Extracted data items:
.....

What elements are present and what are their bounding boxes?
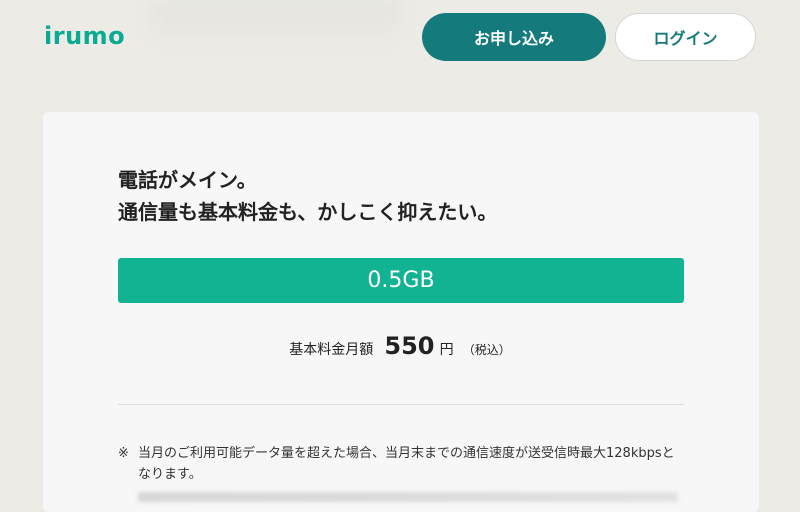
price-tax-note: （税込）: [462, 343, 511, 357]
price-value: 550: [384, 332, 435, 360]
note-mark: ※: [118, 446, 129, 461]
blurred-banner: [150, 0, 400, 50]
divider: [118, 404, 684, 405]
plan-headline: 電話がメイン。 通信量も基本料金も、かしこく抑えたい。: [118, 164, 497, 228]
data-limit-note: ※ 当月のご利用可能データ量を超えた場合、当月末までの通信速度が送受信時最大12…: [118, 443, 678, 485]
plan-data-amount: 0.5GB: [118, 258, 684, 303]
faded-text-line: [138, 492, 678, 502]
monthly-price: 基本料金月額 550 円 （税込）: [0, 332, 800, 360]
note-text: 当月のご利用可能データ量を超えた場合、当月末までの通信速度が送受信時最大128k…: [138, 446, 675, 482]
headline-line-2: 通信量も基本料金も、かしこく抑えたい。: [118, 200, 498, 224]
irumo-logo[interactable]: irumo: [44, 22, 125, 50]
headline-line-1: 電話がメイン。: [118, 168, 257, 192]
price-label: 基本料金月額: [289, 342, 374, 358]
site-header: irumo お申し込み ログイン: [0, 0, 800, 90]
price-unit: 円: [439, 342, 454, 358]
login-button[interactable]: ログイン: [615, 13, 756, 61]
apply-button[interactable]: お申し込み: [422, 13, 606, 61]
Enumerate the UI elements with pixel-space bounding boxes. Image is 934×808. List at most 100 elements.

.....

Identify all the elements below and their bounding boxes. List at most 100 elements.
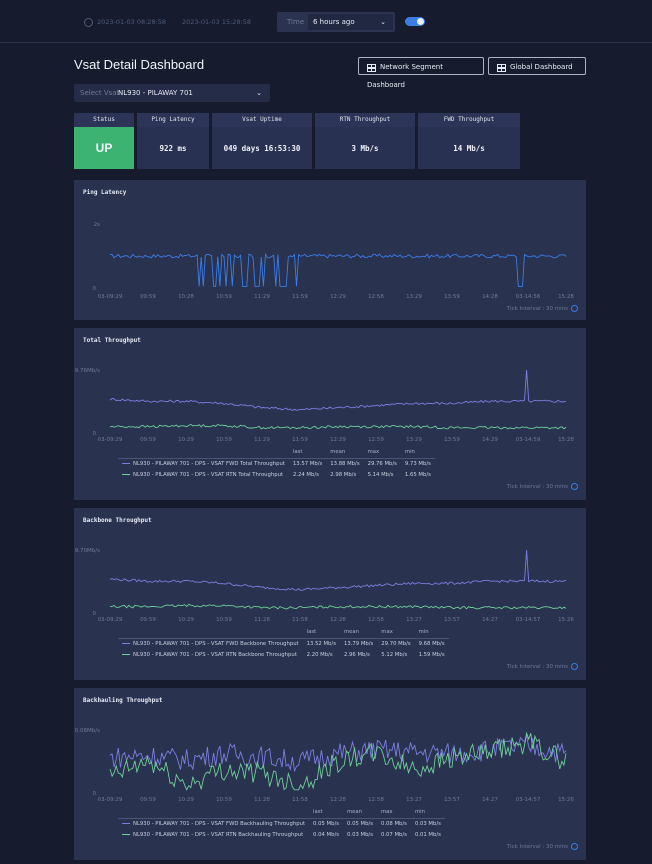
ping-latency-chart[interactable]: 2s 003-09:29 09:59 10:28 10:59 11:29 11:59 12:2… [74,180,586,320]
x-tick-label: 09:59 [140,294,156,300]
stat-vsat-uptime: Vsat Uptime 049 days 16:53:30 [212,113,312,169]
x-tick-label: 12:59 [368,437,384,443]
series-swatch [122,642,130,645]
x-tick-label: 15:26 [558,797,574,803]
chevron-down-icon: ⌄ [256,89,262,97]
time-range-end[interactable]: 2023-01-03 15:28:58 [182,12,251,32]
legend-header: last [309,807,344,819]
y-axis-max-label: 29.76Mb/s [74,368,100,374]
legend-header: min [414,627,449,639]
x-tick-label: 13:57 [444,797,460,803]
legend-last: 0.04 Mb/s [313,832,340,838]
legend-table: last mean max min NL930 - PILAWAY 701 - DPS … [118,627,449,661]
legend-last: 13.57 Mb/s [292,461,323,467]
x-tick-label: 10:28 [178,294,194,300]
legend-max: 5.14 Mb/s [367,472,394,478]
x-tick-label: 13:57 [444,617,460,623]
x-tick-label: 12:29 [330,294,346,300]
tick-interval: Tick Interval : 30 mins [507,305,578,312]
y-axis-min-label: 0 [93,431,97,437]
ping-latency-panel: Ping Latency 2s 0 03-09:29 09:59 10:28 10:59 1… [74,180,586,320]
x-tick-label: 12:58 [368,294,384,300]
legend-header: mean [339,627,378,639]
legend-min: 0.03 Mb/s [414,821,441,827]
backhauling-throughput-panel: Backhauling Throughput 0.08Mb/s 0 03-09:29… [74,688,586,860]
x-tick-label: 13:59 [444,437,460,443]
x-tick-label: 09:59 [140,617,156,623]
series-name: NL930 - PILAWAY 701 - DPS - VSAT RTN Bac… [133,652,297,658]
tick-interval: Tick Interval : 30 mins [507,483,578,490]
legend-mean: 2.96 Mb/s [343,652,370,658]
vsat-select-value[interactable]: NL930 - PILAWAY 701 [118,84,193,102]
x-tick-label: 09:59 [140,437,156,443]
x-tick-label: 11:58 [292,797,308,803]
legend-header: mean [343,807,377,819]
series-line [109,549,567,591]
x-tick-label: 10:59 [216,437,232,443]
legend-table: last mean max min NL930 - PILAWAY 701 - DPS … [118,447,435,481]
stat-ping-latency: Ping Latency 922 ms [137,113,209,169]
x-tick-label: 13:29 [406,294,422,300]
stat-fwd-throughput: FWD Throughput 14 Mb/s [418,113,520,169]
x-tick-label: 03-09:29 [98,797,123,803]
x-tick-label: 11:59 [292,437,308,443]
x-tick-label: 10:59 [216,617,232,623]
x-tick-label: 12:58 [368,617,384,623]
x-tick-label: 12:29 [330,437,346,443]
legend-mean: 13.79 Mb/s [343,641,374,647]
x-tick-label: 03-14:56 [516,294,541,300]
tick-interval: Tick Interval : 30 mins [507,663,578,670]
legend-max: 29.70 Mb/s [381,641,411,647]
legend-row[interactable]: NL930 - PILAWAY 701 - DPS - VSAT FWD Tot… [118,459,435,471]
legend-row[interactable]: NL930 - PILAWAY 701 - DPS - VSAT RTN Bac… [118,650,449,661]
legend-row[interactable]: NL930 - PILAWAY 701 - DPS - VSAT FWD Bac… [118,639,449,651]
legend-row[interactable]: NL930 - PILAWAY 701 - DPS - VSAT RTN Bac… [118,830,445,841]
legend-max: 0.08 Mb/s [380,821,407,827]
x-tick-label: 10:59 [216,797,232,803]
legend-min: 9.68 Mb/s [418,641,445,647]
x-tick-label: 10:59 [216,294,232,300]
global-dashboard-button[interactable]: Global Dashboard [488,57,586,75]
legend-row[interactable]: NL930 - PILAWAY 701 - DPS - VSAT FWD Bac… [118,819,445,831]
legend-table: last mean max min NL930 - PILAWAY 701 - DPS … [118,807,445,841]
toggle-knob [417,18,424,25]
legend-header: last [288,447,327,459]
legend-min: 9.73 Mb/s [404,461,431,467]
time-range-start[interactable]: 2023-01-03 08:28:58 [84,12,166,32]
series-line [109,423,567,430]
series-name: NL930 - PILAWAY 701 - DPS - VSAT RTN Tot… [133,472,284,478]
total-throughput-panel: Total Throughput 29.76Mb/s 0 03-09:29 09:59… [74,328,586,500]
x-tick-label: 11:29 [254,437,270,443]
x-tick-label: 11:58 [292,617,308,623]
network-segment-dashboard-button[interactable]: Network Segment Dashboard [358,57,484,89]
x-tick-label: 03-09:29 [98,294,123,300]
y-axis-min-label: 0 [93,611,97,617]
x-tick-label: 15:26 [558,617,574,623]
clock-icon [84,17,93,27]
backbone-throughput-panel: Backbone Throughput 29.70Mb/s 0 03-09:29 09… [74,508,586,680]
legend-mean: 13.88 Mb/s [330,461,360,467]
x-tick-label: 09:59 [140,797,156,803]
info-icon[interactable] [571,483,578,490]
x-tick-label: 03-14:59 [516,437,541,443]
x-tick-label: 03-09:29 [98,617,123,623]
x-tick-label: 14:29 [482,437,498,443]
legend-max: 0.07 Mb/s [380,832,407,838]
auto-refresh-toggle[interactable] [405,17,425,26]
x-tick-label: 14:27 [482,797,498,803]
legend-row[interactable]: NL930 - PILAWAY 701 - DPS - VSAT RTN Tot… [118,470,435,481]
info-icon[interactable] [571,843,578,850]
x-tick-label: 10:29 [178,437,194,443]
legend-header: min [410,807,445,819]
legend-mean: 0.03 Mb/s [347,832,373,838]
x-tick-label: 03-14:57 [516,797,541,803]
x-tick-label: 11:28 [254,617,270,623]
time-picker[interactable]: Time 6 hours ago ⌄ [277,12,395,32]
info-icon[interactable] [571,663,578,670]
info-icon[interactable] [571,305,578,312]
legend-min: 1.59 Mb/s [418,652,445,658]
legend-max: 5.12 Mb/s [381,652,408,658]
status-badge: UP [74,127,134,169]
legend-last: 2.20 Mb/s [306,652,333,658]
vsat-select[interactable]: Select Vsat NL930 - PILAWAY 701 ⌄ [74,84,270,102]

.....

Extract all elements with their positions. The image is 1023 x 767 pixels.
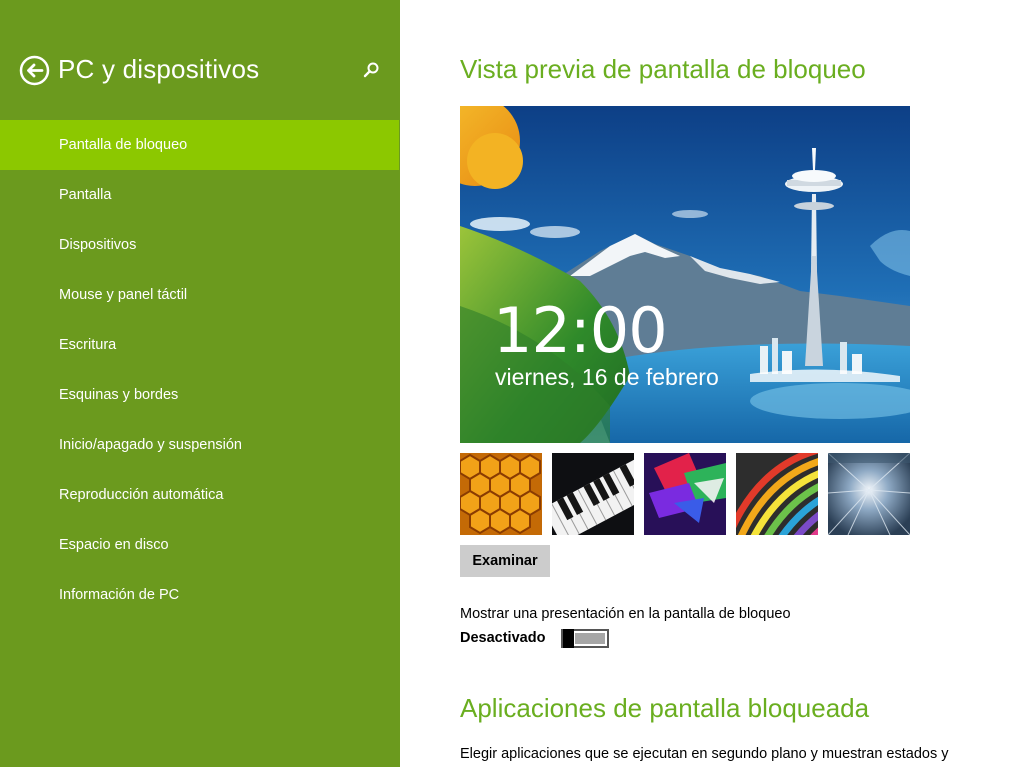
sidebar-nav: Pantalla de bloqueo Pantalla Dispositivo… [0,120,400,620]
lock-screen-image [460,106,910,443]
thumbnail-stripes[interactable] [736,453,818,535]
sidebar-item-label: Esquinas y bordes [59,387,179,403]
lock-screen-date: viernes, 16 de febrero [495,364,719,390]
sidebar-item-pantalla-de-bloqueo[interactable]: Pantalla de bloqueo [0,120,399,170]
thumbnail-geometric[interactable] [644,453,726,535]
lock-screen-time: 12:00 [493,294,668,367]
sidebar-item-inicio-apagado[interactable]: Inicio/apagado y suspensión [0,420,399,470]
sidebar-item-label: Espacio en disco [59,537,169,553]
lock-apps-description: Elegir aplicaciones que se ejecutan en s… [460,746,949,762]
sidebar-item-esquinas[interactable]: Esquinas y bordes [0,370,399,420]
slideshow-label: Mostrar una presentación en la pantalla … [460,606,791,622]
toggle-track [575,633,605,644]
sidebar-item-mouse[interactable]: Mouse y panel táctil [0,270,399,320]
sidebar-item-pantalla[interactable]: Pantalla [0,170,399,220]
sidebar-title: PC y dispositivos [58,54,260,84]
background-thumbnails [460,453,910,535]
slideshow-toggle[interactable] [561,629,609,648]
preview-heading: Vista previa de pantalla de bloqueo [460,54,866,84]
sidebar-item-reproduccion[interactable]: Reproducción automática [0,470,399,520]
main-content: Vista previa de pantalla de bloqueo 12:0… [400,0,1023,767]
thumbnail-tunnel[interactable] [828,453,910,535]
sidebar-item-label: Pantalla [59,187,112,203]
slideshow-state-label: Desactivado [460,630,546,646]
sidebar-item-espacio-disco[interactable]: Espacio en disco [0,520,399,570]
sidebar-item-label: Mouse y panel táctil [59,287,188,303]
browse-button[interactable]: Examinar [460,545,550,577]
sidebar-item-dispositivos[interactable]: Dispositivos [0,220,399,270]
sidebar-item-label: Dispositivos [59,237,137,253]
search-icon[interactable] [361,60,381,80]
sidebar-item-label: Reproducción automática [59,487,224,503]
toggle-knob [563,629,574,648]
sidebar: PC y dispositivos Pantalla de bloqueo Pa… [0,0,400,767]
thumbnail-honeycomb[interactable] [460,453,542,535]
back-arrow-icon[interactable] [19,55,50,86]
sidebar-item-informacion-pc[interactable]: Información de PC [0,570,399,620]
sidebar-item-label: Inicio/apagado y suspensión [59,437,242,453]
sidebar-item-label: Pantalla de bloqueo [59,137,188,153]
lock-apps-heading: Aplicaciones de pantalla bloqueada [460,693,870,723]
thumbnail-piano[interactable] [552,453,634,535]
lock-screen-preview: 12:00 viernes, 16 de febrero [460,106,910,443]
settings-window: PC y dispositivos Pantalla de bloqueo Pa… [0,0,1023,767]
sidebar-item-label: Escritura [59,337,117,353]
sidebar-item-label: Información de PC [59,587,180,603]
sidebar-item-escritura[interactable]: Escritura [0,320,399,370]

.....

Goal of the exercise
Can you transcribe word for word the lines beginning with the one that contains "sidebar-nav: Pantalla de" and continuing through the one that contains "sidebar-item-label: Pantalla [59,187,112,203]"?

Full response
sidebar-nav: Pantalla de bloqueo Pantalla Dispositivo… [0,120,400,620]
lock-screen-image [460,106,910,443]
thumbnail-stripes[interactable] [736,453,818,535]
sidebar-item-label: Esquinas y bordes [59,387,179,403]
lock-screen-date: viernes, 16 de febrero [495,364,719,390]
sidebar-item-pantalla-de-bloqueo[interactable]: Pantalla de bloqueo [0,120,399,170]
thumbnail-geometric[interactable] [644,453,726,535]
lock-screen-time: 12:00 [493,294,668,367]
sidebar-item-inicio-apagado[interactable]: Inicio/apagado y suspensión [0,420,399,470]
sidebar-item-label: Espacio en disco [59,537,169,553]
lock-apps-description: Elegir aplicaciones que se ejecutan en s… [460,746,949,762]
sidebar-item-esquinas[interactable]: Esquinas y bordes [0,370,399,420]
slideshow-label: Mostrar una presentación en la pantalla … [460,606,791,622]
toggle-track [575,633,605,644]
sidebar-item-mouse[interactable]: Mouse y panel táctil [0,270,399,320]
sidebar-item-pantalla[interactable]: Pantalla [0,170,399,220]
sidebar-title: PC y dispositivos [58,54,260,84]
background-thumbnails [460,453,910,535]
slideshow-toggle[interactable] [561,629,609,648]
preview-heading: Vista previa de pantalla de bloqueo [460,54,866,84]
sidebar-item-reproduccion[interactable]: Reproducción automática [0,470,399,520]
main-content: Vista previa de pantalla de bloqueo 12:0… [400,0,1023,767]
thumbnail-tunnel[interactable] [828,453,910,535]
sidebar-item-label: Pantalla [59,187,112,203]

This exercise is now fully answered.